(Extracted data entries)
________
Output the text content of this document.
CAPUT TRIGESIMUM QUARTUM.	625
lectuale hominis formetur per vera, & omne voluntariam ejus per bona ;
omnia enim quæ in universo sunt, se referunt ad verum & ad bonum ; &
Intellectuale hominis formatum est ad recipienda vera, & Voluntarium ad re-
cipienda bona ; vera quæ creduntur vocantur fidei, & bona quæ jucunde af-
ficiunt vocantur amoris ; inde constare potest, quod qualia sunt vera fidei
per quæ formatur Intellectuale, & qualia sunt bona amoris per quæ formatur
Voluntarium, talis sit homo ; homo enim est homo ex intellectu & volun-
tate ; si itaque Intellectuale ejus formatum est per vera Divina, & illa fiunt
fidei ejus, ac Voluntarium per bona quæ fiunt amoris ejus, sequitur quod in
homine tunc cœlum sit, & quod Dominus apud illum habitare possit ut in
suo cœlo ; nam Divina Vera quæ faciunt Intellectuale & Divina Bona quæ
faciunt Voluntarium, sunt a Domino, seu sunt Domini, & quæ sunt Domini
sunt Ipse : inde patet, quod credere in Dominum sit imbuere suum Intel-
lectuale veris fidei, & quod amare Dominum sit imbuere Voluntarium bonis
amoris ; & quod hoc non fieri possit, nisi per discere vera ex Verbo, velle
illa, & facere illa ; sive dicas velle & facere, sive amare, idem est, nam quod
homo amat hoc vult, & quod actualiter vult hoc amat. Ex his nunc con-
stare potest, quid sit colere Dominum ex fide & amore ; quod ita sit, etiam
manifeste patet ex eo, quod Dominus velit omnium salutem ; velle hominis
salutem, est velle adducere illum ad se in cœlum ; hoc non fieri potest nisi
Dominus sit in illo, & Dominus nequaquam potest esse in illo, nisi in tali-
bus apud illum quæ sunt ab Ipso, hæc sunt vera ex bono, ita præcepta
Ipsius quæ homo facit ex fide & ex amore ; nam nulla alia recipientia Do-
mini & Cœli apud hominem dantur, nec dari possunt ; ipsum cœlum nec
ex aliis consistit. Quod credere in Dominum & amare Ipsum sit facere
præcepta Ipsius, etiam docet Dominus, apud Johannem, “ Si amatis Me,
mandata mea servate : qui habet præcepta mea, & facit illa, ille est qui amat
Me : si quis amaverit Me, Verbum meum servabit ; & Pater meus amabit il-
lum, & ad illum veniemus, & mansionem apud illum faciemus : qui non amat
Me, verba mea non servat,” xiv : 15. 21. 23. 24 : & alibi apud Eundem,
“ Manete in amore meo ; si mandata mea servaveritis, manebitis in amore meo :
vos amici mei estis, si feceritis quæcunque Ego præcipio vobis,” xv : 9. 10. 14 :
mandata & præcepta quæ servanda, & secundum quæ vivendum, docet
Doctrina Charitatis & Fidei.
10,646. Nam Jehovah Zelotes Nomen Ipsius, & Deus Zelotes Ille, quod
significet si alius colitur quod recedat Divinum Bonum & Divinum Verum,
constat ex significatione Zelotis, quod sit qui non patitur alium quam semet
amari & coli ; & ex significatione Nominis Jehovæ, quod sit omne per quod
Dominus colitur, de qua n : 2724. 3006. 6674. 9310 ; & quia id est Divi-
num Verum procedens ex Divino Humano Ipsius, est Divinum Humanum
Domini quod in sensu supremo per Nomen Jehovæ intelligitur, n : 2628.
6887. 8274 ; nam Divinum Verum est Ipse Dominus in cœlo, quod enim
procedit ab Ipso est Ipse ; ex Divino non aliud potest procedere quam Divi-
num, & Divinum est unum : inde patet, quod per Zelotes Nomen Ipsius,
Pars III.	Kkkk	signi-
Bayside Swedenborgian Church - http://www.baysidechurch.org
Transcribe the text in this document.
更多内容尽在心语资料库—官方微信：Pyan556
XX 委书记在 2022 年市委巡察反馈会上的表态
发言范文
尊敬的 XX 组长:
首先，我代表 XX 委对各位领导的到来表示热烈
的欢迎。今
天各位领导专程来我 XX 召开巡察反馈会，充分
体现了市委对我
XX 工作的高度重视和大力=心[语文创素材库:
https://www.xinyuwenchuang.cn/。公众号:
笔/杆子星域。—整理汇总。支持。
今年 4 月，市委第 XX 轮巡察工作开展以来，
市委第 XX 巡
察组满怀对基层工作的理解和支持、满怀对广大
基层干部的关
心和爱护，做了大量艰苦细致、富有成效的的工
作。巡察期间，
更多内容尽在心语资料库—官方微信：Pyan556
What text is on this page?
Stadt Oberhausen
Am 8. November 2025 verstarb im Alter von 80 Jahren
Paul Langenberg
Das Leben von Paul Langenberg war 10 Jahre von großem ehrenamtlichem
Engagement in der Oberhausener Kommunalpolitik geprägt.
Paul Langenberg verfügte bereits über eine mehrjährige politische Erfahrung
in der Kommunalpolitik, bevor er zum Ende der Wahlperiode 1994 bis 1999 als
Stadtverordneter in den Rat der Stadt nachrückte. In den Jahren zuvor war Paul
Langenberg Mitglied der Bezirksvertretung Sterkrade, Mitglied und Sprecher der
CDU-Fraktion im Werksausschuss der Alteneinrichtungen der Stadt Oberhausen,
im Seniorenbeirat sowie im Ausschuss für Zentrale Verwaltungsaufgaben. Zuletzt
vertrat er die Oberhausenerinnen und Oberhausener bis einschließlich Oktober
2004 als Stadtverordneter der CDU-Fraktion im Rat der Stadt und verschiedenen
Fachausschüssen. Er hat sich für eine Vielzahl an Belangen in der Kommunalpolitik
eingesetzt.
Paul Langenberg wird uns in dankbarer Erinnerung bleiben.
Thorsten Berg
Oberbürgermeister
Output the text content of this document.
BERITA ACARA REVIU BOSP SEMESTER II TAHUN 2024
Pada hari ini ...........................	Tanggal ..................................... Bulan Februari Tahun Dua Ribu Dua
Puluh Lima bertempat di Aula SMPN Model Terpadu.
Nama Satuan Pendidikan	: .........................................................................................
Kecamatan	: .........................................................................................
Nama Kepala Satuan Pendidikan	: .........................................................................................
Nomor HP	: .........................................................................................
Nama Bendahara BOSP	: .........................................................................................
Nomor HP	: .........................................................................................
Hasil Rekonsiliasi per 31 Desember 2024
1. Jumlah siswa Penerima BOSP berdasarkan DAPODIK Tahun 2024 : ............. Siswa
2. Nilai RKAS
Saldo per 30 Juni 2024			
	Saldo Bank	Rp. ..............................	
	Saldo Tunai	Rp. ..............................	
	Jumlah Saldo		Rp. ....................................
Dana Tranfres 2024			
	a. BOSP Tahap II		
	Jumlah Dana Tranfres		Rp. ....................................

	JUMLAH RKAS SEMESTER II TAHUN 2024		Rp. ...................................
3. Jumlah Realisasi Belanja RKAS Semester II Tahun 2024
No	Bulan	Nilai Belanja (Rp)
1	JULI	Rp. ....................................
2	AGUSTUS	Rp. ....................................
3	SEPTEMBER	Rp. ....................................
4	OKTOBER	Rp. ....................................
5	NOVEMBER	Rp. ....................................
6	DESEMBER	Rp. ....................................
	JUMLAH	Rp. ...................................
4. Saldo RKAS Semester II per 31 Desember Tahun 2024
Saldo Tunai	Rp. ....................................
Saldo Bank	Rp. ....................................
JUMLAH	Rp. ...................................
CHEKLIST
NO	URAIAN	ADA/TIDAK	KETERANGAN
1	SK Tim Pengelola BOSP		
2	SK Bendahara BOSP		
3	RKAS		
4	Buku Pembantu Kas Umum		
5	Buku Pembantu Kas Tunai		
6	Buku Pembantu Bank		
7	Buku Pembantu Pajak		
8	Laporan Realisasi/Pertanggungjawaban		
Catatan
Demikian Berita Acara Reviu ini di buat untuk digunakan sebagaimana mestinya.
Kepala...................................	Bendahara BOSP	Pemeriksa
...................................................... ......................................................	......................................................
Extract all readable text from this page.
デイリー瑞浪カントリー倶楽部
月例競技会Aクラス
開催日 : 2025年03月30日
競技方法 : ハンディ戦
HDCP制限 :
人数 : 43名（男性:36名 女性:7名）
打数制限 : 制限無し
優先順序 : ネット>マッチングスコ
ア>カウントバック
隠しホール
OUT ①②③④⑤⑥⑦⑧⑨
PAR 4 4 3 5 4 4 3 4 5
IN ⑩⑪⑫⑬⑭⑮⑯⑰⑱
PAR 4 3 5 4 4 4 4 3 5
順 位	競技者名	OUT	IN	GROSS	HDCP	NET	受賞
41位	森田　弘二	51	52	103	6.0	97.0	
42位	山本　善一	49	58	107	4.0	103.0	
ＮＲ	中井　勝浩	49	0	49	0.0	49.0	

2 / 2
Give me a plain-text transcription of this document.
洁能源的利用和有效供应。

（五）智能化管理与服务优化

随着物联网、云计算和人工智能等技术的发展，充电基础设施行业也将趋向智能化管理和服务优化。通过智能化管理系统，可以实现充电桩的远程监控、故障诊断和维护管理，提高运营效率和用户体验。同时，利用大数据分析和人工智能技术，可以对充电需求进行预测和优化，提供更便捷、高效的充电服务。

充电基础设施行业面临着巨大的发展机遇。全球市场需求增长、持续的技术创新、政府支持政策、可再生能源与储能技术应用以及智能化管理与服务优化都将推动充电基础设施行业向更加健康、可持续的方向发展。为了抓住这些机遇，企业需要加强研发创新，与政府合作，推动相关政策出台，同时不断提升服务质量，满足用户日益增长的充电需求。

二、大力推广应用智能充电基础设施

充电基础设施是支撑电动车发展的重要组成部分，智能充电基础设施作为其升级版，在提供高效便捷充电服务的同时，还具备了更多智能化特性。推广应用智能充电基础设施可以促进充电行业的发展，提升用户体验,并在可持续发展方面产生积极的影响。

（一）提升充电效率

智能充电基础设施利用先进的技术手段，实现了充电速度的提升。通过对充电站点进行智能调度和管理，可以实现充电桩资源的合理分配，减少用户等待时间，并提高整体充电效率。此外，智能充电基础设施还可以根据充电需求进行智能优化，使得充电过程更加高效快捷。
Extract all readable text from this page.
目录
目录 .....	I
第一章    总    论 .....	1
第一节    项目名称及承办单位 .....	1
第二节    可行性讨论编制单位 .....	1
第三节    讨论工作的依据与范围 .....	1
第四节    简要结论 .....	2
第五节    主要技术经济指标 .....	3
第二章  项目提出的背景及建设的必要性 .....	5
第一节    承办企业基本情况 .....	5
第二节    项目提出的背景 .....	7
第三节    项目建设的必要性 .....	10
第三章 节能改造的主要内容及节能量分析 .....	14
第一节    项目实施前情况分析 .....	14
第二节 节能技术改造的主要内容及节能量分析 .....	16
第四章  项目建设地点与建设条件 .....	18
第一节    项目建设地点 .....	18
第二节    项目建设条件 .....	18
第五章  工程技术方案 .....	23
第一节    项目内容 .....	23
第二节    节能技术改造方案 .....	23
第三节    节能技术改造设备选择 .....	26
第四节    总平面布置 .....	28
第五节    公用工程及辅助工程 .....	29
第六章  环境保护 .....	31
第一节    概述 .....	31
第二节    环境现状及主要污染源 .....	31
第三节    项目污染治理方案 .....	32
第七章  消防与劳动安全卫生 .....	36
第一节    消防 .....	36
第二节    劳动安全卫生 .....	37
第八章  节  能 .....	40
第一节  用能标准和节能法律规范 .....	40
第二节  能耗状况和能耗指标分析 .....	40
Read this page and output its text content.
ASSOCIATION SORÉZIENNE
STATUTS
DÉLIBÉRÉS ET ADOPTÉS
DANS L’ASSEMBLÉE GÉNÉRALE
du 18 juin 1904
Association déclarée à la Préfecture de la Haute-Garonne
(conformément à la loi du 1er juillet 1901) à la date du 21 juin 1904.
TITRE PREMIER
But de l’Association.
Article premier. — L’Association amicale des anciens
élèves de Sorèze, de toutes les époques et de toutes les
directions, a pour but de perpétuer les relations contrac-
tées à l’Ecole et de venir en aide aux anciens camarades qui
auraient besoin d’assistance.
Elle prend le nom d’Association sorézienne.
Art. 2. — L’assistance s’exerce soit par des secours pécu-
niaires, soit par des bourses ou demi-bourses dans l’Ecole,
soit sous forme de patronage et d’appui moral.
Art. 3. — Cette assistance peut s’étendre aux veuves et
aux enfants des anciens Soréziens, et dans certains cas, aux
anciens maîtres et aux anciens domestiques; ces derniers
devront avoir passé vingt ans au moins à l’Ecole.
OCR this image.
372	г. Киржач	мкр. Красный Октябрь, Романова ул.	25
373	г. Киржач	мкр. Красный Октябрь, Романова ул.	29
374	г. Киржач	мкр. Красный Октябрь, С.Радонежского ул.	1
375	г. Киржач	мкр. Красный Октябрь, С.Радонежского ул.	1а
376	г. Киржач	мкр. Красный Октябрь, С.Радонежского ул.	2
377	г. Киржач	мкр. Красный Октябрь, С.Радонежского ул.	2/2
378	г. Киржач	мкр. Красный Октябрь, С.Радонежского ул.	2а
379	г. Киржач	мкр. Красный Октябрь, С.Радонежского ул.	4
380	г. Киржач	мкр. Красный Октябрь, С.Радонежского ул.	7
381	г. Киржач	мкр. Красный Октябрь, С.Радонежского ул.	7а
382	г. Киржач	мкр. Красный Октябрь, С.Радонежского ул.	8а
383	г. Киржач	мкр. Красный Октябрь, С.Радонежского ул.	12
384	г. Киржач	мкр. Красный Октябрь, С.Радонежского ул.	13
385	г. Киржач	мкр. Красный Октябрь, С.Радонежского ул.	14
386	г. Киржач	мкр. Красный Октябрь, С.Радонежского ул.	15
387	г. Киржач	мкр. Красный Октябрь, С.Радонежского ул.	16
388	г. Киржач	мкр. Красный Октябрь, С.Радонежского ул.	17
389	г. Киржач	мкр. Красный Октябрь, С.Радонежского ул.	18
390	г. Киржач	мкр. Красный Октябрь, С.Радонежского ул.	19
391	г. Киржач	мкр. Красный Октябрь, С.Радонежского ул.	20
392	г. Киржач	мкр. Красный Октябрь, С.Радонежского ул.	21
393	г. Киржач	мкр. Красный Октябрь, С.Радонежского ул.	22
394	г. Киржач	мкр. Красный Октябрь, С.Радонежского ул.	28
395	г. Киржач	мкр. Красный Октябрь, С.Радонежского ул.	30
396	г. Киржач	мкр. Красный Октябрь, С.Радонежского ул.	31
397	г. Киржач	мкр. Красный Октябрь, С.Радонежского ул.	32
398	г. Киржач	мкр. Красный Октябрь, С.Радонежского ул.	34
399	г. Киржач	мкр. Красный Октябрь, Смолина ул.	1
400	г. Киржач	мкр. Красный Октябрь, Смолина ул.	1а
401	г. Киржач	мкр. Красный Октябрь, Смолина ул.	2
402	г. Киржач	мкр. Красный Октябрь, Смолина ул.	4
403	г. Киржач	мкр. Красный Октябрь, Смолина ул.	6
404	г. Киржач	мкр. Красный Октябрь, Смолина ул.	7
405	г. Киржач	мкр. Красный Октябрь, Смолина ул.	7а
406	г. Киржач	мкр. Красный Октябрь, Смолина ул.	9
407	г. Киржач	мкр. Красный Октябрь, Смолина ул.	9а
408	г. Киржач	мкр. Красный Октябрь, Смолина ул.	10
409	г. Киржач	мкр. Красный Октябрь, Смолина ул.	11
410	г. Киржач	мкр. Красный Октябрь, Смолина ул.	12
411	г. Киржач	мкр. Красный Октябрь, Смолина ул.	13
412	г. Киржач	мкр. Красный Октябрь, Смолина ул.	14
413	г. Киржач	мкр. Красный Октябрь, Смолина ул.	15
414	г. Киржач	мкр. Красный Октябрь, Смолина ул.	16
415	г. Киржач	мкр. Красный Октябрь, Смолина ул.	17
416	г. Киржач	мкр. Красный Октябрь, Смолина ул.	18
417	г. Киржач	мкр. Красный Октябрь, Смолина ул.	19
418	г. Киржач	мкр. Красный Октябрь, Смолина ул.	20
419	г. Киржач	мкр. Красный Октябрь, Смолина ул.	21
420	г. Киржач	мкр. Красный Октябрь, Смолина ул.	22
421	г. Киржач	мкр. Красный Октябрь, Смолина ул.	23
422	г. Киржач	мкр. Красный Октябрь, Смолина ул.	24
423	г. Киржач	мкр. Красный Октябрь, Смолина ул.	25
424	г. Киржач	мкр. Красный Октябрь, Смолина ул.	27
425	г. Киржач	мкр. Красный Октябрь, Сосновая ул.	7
________
» JOB: Copy every line of the listing containing the string "possit".

» RESPONSE:
homine tunc cœlum sit, & quod Dominus apud illum habitare possit ut in
amoris ; & quod hoc non fieri possit, nisi per discere vera ex Verbo, velle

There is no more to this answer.